List each line of the data that holds the string "Expeditør", please.

⟨

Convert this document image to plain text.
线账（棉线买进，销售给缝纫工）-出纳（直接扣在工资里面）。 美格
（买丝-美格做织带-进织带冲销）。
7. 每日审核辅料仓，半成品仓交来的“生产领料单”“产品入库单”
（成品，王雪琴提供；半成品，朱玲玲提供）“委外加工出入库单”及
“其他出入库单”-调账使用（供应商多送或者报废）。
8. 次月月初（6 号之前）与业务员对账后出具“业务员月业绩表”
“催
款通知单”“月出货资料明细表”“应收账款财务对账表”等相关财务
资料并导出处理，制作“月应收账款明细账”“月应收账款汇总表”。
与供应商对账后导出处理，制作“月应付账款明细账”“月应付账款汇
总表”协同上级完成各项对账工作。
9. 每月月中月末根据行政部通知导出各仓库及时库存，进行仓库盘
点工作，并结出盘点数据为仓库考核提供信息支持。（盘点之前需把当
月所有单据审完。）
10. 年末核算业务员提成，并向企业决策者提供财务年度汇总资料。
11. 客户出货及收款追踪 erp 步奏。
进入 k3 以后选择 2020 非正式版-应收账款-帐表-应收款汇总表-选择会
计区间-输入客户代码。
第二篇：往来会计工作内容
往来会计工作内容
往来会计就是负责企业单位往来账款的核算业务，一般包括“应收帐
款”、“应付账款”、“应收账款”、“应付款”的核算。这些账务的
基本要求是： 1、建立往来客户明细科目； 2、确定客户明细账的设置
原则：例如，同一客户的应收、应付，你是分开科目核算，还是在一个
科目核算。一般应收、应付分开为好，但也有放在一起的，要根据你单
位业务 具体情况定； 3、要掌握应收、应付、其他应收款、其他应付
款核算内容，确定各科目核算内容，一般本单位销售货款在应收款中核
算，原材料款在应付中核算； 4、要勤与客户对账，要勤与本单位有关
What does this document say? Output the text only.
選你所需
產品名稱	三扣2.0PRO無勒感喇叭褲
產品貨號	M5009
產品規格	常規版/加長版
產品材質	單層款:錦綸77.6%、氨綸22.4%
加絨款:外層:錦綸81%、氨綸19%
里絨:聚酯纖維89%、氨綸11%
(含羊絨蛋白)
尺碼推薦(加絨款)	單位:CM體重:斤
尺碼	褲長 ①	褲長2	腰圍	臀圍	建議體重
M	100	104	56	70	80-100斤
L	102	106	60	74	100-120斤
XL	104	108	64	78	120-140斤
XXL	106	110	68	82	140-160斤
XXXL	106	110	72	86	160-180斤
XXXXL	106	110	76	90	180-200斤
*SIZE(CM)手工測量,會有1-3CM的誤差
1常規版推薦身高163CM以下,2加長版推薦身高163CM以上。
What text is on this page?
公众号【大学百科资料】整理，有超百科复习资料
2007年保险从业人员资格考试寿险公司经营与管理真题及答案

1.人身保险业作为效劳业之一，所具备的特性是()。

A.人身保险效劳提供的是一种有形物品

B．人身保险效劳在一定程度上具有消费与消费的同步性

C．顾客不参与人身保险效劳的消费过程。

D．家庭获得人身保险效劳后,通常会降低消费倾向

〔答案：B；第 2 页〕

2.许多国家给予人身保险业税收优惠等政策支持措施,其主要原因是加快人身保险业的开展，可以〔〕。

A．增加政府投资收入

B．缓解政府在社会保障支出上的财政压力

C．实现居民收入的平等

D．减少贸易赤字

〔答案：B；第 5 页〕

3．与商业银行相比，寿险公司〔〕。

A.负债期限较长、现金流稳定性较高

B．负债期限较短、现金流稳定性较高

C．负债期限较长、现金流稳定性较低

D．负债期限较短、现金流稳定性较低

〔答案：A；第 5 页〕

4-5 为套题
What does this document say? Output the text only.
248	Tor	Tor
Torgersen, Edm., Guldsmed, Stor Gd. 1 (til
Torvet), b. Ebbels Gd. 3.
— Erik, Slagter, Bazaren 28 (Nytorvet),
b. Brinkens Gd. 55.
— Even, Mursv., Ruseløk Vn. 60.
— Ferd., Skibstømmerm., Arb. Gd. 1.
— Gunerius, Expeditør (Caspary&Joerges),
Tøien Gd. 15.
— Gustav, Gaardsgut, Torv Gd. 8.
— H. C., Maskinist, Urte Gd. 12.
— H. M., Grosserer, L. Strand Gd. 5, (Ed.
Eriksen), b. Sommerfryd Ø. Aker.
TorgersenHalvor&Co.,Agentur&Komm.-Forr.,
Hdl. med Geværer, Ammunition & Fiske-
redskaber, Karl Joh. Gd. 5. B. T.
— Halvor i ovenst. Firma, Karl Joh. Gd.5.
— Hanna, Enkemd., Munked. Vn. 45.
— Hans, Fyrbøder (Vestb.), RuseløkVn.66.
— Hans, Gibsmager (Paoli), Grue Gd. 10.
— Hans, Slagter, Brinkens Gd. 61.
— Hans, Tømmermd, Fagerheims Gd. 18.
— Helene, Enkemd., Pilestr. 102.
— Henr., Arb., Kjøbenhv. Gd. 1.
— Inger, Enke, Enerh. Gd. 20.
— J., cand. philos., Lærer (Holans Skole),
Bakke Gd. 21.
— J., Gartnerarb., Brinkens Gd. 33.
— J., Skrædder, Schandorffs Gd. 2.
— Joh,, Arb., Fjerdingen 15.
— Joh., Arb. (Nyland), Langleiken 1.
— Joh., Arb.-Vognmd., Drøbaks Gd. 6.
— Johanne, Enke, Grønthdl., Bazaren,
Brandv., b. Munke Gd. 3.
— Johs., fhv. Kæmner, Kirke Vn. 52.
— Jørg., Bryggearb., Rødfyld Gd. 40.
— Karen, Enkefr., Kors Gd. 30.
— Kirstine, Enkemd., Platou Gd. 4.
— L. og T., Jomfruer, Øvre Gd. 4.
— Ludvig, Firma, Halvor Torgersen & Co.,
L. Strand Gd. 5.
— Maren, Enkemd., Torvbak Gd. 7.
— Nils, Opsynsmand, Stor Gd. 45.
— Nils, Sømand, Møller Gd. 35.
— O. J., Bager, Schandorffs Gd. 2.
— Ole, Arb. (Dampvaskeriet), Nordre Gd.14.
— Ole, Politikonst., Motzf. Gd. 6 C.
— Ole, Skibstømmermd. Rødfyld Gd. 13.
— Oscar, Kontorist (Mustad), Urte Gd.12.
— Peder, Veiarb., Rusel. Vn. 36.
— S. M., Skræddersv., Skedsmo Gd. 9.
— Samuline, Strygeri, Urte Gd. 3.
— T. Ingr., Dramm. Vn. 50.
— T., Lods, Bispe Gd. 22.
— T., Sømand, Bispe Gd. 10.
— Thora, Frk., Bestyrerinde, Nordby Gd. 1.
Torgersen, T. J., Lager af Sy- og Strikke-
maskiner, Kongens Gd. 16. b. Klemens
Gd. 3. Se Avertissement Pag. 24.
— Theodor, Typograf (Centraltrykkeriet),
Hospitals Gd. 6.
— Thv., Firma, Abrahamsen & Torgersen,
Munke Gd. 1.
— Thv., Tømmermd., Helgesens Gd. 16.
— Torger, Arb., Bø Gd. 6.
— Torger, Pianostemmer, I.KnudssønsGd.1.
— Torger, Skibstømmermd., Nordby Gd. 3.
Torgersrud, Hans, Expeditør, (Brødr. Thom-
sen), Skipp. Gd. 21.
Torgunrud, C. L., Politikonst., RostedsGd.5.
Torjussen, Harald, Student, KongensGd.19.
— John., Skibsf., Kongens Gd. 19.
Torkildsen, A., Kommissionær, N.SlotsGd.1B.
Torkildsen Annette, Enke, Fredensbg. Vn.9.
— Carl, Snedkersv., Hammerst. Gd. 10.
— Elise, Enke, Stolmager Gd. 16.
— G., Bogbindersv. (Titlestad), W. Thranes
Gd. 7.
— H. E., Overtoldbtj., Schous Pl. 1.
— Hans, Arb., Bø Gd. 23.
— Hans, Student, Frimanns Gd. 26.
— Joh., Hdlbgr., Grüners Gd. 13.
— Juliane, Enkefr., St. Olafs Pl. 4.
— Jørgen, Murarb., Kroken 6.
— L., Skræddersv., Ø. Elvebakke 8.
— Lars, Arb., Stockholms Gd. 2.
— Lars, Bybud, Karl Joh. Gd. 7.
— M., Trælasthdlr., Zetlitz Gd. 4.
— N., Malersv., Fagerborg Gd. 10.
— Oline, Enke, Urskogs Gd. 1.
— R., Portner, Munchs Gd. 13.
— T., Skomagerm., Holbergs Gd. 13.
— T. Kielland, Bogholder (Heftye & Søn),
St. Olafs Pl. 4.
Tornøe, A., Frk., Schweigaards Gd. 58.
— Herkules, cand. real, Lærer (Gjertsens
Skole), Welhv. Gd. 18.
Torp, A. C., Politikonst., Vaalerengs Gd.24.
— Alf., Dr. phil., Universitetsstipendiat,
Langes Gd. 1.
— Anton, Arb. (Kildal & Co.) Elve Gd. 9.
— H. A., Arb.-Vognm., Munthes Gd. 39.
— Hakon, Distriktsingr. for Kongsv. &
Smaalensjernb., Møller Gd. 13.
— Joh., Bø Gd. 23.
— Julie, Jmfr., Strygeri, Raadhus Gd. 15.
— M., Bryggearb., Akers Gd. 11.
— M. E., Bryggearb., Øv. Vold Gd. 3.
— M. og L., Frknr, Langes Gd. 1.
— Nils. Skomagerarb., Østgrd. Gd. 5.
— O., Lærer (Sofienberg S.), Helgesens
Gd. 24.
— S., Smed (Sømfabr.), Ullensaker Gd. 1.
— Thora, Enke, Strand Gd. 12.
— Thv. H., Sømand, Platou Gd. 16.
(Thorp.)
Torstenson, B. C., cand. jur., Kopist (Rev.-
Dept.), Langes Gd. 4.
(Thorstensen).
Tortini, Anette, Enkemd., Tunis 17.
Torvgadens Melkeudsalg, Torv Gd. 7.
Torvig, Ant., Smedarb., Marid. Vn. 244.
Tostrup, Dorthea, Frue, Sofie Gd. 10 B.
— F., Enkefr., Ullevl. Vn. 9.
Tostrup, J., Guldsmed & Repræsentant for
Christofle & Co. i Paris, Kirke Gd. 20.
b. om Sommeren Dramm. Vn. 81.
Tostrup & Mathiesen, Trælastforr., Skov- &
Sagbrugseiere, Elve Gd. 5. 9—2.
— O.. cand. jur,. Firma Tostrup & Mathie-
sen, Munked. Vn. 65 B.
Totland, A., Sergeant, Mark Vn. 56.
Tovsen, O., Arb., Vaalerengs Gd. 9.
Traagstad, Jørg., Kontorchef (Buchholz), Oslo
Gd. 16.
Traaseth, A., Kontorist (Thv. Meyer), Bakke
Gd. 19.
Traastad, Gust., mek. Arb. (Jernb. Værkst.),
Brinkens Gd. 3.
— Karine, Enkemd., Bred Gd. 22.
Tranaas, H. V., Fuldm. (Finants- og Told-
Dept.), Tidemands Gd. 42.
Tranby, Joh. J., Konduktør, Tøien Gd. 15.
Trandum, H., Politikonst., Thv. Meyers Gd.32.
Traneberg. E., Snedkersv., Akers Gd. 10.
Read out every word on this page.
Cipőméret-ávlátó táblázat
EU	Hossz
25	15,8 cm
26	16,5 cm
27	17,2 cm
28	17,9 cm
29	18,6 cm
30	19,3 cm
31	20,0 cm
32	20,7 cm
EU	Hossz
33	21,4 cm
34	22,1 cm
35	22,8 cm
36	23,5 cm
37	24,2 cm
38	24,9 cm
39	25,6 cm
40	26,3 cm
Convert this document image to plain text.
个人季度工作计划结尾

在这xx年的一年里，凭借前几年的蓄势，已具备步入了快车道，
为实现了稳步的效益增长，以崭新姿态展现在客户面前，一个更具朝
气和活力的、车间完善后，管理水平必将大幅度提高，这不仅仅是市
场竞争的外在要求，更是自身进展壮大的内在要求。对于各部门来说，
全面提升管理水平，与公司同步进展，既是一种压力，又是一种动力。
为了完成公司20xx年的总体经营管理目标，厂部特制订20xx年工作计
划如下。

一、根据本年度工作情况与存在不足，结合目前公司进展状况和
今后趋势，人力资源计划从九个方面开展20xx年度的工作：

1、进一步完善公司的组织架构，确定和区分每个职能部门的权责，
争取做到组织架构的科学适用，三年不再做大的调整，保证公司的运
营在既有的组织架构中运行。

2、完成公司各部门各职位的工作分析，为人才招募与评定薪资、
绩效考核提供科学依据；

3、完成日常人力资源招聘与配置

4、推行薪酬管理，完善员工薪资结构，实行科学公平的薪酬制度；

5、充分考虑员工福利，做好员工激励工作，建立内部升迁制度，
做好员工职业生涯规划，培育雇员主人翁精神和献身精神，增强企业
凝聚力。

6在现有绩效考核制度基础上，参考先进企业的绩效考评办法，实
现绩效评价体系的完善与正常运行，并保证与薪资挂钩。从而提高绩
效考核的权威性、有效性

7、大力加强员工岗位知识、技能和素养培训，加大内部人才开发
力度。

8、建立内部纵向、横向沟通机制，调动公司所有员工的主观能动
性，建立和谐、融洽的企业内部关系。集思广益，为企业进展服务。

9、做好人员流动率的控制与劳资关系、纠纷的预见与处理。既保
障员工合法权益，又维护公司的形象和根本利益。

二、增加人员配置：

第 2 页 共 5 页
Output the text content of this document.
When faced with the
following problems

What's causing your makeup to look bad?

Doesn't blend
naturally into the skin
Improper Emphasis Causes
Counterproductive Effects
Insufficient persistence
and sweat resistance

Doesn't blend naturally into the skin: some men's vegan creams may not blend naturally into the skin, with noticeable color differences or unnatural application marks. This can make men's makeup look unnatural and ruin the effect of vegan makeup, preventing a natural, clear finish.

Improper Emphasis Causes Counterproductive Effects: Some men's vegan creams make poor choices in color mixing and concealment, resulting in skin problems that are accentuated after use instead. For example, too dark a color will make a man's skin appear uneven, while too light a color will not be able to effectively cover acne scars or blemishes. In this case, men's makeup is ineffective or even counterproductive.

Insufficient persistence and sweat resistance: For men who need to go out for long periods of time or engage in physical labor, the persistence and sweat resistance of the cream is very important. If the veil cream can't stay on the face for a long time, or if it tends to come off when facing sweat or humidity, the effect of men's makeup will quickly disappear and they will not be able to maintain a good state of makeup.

⟩

◆ Response
— Gunerius, Expeditør (Caspary&Joerges),
Torgersrud, Hans, Expeditør, (Brødr. Thom-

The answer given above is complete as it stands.